Dataset items

------------------------

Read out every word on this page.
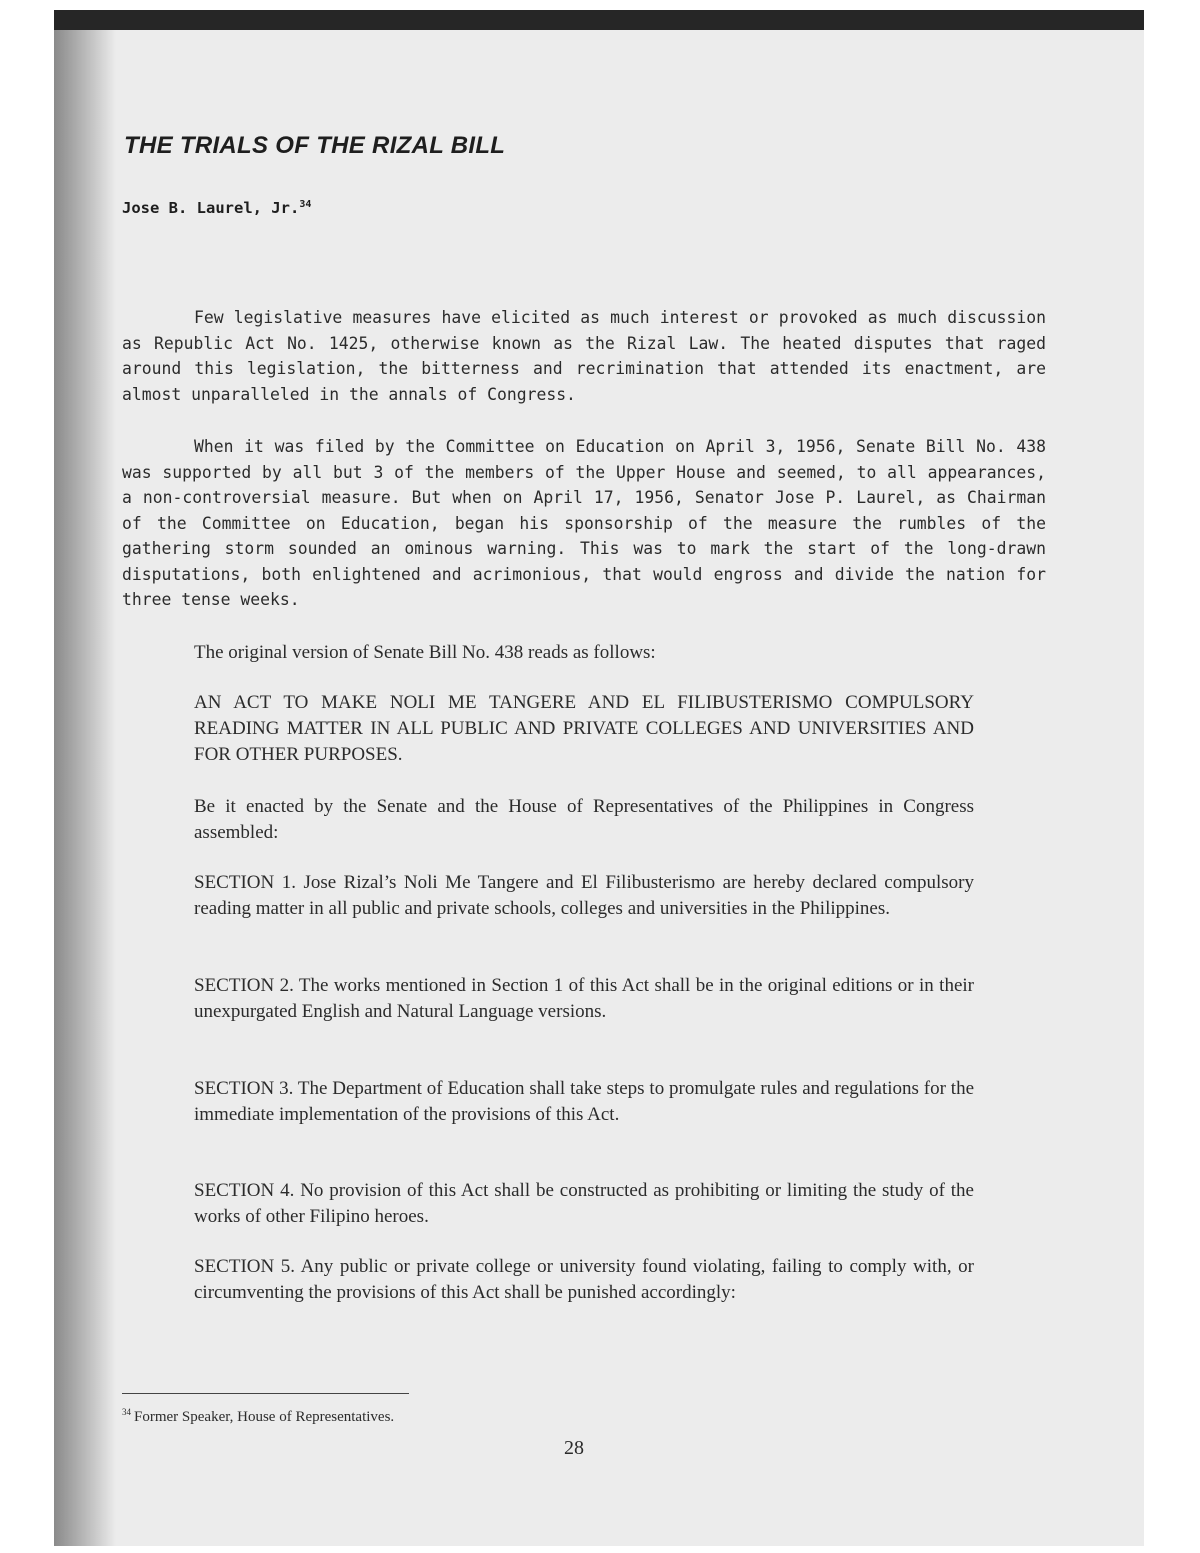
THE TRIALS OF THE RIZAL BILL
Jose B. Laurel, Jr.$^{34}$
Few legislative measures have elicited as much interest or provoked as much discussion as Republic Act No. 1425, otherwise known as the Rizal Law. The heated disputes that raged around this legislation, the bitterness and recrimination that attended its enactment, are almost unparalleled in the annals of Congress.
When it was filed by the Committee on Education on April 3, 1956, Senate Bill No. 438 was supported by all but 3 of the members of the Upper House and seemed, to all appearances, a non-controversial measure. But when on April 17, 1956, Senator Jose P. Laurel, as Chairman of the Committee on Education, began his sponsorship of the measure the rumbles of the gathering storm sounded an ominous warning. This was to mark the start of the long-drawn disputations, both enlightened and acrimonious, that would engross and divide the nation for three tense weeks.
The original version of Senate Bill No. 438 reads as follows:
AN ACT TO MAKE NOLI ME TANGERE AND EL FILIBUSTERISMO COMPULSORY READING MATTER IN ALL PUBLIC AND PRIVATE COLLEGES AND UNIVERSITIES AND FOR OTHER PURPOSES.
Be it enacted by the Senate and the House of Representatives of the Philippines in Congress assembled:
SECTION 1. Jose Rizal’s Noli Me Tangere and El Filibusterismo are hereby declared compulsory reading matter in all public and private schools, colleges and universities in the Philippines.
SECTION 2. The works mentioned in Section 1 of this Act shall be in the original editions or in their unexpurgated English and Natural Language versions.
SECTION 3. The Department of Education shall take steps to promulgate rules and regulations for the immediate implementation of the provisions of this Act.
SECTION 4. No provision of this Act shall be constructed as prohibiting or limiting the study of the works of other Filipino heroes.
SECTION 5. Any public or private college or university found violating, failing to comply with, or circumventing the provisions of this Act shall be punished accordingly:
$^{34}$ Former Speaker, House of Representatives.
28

------------------------

# [TASK PROMPT]
The records above are to be reproduced exactly; the pictures are to be left out.

# [THE COMPLETED TASK]
Read out every word on this page.
THE TRIALS OF THE RIZAL BILL
Jose B. Laurel, Jr.$^{34}$
Few legislative measures have elicited as much interest or provoked as much discussion as Republic Act No. 1425, otherwise known as the Rizal Law. The heated disputes that raged around this legislation, the bitterness and recrimination that attended its enactment, are almost unparalleled in the annals of Congress.
When it was filed by the Committee on Education on April 3, 1956, Senate Bill No. 438 was supported by all but 3 of the members of the Upper House and seemed, to all appearances, a non-controversial measure. But when on April 17, 1956, Senator Jose P. Laurel, as Chairman of the Committee on Education, began his sponsorship of the measure the rumbles of the gathering storm sounded an ominous warning. This was to mark the start of the long-drawn disputations, both enlightened and acrimonious, that would engross and divide the nation for three tense weeks.
The original version of Senate Bill No. 438 reads as follows:
AN ACT TO MAKE NOLI ME TANGERE AND EL FILIBUSTERISMO COMPULSORY READING MATTER IN ALL PUBLIC AND PRIVATE COLLEGES AND UNIVERSITIES AND FOR OTHER PURPOSES.
Be it enacted by the Senate and the House of Representatives of the Philippines in Congress assembled:
SECTION 1. Jose Rizal’s Noli Me Tangere and El Filibusterismo are hereby declared compulsory reading matter in all public and private schools, colleges and universities in the Philippines.
SECTION 2. The works mentioned in Section 1 of this Act shall be in the original editions or in their unexpurgated English and Natural Language versions.
SECTION 3. The Department of Education shall take steps to promulgate rules and regulations for the immediate implementation of the provisions of this Act.
SECTION 4. No provision of this Act shall be constructed as prohibiting or limiting the study of the works of other Filipino heroes.
SECTION 5. Any public or private college or university found violating, failing to comply with, or circumventing the provisions of this Act shall be punished accordingly:
$^{34}$ Former Speaker, House of Representatives.
28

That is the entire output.